The RRS and Depression

Rumination as a construct was originally developed in depression research (Nolen-Hoeksema, 1987, 1991). Therefore, it is a valid question to ask whether brooding and reflection are equally related to depression. A first answer can be found in Treynor et al., (2003) work itself. These authors found that brooding was more associated with depression when measured cross-sectionally; however, when depression was measured 1 year later, and after adjusting for various confounders, reflection was the only significant predictor. The former result has been repeatedly replicated: In all but one of the studies reviewed by the authors, brooding had a stronger correlation to depression than reflection (Armey et al., 2009; Dinis et al., 2011; Lee & Kim, 2014; Schoofs et al., 2010; Shin et al., 2015; but Lei et al., 2017).

The Bifactor Approach

As reported above, large correlations are routinely observed between brooding and reflection. This suggests that the variance shared by the factors may be larger than each one’s separate variance (Hair et al., 2019). Furthermore, it is possible that an unmodelled general factor explains this shared variance; in other words, a global rumination factor seems plausible (Furr & Bacharach, 2014). On the other hand, as already mentioned, brooding and reflection are not equally related to relevant outcomes. Therefore, a case can be made that they should not be completely subsumed under a single global dimension.

## Information given
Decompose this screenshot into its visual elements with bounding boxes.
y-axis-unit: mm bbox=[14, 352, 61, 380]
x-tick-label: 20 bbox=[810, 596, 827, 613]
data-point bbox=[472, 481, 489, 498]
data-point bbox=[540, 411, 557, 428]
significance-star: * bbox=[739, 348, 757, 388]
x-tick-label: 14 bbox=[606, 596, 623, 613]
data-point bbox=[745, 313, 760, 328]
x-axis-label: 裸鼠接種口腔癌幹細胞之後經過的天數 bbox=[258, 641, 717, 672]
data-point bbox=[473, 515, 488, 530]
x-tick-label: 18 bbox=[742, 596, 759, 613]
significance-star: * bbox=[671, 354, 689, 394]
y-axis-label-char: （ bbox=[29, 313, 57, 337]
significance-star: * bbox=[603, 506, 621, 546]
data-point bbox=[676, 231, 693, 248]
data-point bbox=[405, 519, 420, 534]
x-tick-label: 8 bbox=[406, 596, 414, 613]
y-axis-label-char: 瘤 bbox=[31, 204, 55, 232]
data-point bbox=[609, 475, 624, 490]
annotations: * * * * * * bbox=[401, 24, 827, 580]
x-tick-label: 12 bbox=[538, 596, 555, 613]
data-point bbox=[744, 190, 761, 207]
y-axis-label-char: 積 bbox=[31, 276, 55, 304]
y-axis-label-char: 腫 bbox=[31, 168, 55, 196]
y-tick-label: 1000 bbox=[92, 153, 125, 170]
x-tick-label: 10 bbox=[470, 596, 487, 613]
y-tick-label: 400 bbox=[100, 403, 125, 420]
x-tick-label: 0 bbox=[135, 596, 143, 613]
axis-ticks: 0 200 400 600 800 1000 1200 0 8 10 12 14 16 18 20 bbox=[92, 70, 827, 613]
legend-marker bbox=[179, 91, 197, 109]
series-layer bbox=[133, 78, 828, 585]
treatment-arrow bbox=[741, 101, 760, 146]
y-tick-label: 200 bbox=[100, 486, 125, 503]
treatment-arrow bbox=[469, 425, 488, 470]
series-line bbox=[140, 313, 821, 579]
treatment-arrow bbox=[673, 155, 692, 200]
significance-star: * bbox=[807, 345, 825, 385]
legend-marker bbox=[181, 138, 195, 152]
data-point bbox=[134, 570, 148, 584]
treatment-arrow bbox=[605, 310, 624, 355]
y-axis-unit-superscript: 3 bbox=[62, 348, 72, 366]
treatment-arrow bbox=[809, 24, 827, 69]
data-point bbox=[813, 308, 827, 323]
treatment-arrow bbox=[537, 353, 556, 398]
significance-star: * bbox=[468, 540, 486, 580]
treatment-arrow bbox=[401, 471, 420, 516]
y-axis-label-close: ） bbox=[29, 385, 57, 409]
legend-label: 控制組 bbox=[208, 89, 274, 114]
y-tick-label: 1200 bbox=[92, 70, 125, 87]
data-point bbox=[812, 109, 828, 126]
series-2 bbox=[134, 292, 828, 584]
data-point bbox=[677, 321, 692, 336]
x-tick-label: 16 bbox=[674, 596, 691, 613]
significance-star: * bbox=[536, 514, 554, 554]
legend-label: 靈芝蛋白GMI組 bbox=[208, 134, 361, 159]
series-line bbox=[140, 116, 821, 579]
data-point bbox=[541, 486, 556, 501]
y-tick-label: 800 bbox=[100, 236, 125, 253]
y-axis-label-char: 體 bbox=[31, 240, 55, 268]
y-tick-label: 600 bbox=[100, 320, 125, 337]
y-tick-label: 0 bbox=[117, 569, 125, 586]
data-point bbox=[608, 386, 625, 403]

## Tasks to perform
a) In the text on rumination and depression, which factor was the only significant predictor when depression was measured one year later in Treynor et al.'s work?
b) Continue the text on brooding, reflection and the bifactor approach from its last sentence.

## Answer section
a) Reflection.

b)
The situation just described can be addressed taking a bifactor approach. It involves creating a model with both a general factor (i.e., rumination) and specific factors (i.e., brooding and reflection), all of which are orthogonal to each other (Markon, 2019; Reise, 2012). One advantage of modelling the RRS as bifactor is that each factor’s unique contribution can be evaluated while simultaneously controlling for the others (Chen et al., 2006). Thus, it is possible to examine whether the specific factors are still relevant when the general factor is included in the model (Reise et al., 2010; Rodriguez et al., 2016). Moreover, if a relevant outcome (e.g., depression) is added to the model, its associations with both the general and specific factors can be estimated (Chen et al., 2006).

In spite of the popularity of the RRS, few studies have analyzed its items with a bifactor methodology. For example, Topper et al., (2014) used only the brooding items of the RRS as part of a bifactor model that included worry as a second specific factor. These authors found that brooding, as a specific factor, did not predict depression after controlling for the global factor of repetitive negative thinking. On the other hand, McEvoy and Brans, (2013) did find that both brooding and reflection predict depression even after controlling for a general factor. Given the limited evidence, further research is needed to examine the RRS from a bifactor perspective.

Purpose of the Present Study

This study sought to evaluate the dimensionality of a modified version of the RRS by means of examination of its factor structure, measurement invariance, and association with depression. Thus, the following objectives were developed: (a) to examine the factor structure of the RRS with exploratory factor analysis (EFA); (b) to compare possible factor structures with confirmatory factor analysis (CFA); (c) to appraise the relevance of each factor of the bifactor model; (d) to assess evidence of measurement invariance of the RRS with regard to sex (as a proxy for gender); and (e) to estimate how well each dimension of rumination predicts depression.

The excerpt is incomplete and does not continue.